▶ Task to carry out: Below are records; work out how many of their lines contain "normal" and give only that number.
======== Excerpted data
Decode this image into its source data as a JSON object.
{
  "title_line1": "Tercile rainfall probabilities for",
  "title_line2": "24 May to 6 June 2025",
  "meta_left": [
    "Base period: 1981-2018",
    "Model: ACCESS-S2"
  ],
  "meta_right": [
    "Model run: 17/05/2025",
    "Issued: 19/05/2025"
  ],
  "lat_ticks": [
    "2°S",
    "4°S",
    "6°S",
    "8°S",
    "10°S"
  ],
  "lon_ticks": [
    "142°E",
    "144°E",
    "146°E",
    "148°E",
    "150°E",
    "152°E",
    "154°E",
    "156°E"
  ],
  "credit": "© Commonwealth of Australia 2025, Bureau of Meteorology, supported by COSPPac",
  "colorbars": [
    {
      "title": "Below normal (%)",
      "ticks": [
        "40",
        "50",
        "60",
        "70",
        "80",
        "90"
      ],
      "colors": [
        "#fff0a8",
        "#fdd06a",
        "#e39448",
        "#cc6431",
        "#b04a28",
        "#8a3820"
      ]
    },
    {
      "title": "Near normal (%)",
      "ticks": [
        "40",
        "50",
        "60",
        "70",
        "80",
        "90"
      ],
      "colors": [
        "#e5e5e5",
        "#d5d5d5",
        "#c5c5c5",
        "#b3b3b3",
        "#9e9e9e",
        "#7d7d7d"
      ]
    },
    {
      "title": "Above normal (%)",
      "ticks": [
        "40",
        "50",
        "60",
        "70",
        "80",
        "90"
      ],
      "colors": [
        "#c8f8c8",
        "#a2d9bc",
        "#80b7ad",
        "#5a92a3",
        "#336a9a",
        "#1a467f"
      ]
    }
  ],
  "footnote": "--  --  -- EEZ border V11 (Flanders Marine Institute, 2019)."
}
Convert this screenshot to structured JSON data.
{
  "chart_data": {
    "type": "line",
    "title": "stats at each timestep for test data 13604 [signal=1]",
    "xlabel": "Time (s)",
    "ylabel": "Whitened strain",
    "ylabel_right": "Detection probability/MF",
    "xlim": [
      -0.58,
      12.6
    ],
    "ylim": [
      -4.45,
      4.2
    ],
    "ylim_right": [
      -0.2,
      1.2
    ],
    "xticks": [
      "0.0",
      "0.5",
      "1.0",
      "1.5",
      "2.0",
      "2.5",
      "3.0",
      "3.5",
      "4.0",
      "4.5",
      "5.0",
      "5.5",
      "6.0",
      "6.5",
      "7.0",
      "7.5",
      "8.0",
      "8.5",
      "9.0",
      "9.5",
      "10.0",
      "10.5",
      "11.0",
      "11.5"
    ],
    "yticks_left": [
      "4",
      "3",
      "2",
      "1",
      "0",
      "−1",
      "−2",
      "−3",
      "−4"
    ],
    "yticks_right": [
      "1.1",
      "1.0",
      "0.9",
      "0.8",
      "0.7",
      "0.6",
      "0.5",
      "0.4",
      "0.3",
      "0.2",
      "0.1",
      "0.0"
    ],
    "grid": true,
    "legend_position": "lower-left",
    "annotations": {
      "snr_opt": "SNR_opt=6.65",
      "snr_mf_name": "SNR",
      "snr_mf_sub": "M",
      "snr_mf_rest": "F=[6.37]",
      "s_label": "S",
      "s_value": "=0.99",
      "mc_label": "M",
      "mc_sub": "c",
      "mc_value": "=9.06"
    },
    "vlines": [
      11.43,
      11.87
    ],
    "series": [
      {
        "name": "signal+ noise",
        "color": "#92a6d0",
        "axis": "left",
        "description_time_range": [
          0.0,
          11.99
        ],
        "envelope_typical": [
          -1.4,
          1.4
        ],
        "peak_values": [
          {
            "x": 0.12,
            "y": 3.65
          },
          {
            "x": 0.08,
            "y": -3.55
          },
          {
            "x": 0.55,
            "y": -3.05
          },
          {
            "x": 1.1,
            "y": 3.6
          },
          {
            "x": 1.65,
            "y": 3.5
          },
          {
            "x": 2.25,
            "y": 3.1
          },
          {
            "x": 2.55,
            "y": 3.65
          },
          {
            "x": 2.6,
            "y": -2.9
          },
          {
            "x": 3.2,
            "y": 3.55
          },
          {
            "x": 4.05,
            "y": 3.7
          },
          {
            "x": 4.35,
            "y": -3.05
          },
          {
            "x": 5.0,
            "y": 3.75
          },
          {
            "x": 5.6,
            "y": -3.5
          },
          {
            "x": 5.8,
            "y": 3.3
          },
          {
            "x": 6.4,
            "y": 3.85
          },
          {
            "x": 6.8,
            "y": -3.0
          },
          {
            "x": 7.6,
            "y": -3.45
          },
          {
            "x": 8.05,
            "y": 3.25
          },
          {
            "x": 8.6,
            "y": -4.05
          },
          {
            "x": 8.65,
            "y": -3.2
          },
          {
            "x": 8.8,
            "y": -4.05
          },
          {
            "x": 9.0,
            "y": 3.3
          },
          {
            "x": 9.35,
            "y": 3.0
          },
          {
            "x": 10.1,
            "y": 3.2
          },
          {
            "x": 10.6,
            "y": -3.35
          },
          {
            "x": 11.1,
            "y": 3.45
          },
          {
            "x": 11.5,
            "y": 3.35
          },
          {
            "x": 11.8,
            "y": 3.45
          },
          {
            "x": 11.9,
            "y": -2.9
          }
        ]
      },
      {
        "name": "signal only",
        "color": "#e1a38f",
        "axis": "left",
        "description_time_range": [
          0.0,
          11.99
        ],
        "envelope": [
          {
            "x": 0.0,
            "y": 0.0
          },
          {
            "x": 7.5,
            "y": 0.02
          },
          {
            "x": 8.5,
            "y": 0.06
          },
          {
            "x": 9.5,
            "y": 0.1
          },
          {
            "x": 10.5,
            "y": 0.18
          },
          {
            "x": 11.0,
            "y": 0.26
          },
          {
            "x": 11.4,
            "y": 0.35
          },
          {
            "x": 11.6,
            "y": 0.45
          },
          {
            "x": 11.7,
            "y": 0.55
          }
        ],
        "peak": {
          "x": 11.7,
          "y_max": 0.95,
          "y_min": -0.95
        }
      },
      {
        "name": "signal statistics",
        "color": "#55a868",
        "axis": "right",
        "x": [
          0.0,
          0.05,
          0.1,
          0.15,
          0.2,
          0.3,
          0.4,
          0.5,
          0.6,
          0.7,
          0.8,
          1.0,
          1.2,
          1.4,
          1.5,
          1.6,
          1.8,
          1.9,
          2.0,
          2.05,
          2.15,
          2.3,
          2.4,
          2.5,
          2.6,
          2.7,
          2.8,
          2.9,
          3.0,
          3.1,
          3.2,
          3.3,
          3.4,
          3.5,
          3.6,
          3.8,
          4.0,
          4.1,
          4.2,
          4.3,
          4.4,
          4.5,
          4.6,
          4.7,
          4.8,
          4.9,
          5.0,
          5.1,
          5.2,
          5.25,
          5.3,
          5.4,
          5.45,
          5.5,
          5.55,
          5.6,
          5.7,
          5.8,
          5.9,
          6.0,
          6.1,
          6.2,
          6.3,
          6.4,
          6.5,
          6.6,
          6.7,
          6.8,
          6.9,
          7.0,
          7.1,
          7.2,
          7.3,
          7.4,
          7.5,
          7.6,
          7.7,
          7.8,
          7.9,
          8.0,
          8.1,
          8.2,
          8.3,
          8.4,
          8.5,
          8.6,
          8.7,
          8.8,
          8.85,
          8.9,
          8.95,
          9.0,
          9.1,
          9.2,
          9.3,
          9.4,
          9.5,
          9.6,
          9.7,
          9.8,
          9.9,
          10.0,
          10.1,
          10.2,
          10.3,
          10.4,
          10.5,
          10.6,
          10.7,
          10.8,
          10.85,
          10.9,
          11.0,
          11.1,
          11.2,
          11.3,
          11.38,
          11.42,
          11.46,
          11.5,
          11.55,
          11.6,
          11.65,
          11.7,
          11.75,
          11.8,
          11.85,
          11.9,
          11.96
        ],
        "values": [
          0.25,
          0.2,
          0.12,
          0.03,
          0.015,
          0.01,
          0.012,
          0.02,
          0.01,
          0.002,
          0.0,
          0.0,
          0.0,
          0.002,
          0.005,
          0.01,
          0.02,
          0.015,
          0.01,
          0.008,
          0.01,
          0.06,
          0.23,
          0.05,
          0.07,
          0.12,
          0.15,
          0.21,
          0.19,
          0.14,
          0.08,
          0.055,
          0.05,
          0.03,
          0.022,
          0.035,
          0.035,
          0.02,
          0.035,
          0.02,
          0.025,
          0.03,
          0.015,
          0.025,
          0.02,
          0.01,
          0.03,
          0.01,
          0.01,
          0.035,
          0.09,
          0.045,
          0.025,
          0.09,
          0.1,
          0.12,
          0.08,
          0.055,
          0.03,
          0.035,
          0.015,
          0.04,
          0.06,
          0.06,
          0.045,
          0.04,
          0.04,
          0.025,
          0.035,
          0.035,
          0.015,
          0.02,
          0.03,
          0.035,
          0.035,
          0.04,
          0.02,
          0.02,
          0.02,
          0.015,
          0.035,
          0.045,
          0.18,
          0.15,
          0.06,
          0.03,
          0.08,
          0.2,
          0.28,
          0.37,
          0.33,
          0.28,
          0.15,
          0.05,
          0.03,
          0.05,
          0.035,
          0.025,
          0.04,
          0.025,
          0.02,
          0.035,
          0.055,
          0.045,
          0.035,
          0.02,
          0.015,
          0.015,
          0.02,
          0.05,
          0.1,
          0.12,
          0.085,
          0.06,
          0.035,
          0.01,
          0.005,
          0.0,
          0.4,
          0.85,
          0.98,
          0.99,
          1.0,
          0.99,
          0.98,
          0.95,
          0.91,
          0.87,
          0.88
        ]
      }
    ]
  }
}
================
▶ Exercise result: 3